### WRITTEN INSTRUCTION:
Go through the records below line by line, counting those that contain the word "buen"; answer with the count only.

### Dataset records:
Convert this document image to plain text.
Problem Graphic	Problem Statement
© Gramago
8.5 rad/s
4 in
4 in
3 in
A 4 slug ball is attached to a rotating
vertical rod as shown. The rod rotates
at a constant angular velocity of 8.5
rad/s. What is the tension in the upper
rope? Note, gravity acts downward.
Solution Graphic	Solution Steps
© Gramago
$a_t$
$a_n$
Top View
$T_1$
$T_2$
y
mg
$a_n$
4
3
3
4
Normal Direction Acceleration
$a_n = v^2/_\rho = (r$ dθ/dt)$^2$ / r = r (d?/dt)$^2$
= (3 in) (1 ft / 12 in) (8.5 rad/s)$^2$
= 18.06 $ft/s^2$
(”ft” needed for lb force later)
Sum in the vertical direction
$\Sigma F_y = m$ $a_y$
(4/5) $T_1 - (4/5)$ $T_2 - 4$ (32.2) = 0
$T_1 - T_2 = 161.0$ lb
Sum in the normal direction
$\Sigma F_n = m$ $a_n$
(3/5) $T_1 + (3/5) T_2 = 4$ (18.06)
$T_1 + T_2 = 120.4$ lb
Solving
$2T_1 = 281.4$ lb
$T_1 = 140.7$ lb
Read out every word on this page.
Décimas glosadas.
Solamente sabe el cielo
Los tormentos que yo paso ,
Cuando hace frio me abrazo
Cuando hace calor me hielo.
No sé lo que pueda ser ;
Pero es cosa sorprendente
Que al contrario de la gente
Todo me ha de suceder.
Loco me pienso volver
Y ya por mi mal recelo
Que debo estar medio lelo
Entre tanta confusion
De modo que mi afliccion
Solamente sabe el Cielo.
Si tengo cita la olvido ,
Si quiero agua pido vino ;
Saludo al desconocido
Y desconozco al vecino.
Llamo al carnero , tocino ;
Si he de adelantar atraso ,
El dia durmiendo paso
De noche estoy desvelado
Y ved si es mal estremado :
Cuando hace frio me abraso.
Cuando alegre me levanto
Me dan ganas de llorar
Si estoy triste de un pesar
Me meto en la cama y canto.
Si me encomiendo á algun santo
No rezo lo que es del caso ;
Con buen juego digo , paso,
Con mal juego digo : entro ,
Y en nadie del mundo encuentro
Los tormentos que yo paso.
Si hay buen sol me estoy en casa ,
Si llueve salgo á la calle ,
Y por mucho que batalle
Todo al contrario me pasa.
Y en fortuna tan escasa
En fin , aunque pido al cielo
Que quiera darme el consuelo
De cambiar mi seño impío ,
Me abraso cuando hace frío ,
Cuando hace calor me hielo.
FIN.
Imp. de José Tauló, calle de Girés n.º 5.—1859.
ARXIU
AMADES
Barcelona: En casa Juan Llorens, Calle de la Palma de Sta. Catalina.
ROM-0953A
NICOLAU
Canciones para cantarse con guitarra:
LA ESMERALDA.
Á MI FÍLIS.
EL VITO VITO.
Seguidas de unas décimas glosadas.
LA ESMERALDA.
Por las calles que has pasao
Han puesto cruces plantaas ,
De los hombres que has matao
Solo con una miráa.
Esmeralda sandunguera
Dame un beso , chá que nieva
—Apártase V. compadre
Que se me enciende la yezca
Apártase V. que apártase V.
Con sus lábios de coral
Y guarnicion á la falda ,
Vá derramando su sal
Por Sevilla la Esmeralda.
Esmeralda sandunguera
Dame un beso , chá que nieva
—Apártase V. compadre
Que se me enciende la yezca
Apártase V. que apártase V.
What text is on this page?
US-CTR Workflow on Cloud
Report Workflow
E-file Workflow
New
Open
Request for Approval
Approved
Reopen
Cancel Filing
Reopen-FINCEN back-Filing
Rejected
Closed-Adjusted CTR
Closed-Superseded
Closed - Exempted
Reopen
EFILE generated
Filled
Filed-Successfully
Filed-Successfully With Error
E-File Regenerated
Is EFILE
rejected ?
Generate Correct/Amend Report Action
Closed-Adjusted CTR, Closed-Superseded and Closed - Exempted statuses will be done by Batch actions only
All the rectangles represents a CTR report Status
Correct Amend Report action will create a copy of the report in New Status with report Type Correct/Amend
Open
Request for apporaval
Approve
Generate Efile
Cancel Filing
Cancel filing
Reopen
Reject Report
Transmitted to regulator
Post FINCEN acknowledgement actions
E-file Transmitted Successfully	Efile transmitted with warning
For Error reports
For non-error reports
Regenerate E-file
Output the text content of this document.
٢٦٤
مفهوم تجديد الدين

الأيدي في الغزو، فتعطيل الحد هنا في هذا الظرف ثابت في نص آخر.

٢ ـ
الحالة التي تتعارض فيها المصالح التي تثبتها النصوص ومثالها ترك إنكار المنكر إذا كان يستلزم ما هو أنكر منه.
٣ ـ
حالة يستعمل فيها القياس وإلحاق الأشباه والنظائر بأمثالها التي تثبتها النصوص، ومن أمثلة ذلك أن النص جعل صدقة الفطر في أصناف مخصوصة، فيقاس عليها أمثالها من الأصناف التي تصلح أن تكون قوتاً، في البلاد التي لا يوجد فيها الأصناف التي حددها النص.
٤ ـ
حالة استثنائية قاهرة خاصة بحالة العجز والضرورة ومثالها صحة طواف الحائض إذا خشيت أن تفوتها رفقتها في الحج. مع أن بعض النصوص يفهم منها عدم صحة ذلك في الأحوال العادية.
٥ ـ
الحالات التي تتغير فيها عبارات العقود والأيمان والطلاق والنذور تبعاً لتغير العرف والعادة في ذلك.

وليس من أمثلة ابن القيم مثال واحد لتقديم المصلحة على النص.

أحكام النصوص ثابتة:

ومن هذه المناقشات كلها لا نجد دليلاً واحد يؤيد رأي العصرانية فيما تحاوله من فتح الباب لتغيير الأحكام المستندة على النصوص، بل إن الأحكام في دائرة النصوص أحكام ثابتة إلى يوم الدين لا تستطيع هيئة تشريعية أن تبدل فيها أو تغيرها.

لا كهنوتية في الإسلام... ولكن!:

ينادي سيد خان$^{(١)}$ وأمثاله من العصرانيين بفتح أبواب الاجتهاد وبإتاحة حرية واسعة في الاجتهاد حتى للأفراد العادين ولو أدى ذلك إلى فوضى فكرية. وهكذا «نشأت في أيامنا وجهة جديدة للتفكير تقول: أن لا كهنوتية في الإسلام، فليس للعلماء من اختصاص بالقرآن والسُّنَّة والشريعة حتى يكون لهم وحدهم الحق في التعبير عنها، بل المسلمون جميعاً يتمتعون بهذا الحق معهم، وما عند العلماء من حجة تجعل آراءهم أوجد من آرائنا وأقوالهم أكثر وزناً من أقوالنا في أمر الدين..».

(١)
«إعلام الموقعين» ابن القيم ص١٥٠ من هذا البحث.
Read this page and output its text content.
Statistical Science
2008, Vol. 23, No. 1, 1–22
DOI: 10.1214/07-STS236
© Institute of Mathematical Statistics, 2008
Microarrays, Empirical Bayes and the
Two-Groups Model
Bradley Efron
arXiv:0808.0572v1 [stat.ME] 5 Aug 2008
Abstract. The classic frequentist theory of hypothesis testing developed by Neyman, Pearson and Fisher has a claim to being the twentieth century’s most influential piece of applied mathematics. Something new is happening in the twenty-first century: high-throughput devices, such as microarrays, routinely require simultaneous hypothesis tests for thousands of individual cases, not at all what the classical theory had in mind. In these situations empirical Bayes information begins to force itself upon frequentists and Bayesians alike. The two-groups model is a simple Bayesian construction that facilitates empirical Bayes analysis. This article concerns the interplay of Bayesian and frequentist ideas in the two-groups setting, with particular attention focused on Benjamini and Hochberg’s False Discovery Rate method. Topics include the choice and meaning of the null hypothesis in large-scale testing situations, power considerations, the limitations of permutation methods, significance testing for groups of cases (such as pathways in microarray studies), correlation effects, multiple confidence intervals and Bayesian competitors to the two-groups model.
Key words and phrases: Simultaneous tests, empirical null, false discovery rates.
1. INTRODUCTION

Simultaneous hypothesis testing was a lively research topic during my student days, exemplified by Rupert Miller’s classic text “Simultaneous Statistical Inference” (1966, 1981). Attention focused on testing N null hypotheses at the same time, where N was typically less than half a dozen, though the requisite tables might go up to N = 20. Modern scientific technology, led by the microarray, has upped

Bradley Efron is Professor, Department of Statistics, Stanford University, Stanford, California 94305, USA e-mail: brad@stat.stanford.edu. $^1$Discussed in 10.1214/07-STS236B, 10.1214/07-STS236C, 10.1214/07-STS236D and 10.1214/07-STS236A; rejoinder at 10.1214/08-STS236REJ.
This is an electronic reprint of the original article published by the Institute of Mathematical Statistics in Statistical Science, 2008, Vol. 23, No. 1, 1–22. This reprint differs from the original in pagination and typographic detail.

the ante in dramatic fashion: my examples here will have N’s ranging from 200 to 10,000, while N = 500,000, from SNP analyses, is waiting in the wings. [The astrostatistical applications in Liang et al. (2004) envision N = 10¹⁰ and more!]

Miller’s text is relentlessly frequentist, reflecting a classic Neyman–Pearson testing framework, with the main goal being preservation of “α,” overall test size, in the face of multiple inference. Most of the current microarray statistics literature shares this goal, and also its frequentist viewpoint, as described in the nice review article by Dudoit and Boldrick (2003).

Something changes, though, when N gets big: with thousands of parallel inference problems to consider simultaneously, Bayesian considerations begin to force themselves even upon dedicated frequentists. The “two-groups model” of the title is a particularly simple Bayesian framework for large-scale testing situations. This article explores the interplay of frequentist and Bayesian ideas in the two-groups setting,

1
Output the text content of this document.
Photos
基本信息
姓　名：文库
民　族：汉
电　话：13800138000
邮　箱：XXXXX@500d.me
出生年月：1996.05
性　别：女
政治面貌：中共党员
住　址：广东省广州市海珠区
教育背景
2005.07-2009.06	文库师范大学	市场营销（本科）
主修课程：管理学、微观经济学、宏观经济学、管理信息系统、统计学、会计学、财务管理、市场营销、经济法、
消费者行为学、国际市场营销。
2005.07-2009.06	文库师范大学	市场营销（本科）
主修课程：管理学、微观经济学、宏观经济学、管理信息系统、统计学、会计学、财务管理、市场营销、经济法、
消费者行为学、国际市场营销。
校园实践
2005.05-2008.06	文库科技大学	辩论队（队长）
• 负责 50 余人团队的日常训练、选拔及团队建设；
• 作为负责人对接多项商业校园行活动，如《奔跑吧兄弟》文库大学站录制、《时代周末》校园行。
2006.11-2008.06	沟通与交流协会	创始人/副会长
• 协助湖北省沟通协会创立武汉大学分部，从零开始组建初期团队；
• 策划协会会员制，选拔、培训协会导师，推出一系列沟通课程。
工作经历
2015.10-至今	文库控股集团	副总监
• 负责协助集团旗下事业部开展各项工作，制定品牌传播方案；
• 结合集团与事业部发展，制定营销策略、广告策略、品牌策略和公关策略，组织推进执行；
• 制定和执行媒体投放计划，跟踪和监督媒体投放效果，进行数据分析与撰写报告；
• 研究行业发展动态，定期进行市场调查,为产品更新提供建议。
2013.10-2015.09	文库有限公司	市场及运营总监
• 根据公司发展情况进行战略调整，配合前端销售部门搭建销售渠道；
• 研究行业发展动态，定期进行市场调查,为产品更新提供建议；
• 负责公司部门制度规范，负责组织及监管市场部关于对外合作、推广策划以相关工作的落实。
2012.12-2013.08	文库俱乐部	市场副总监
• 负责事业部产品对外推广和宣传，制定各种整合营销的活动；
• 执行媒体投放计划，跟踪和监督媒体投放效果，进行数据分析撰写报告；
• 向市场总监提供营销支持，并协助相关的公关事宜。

### TASK RESULT:
2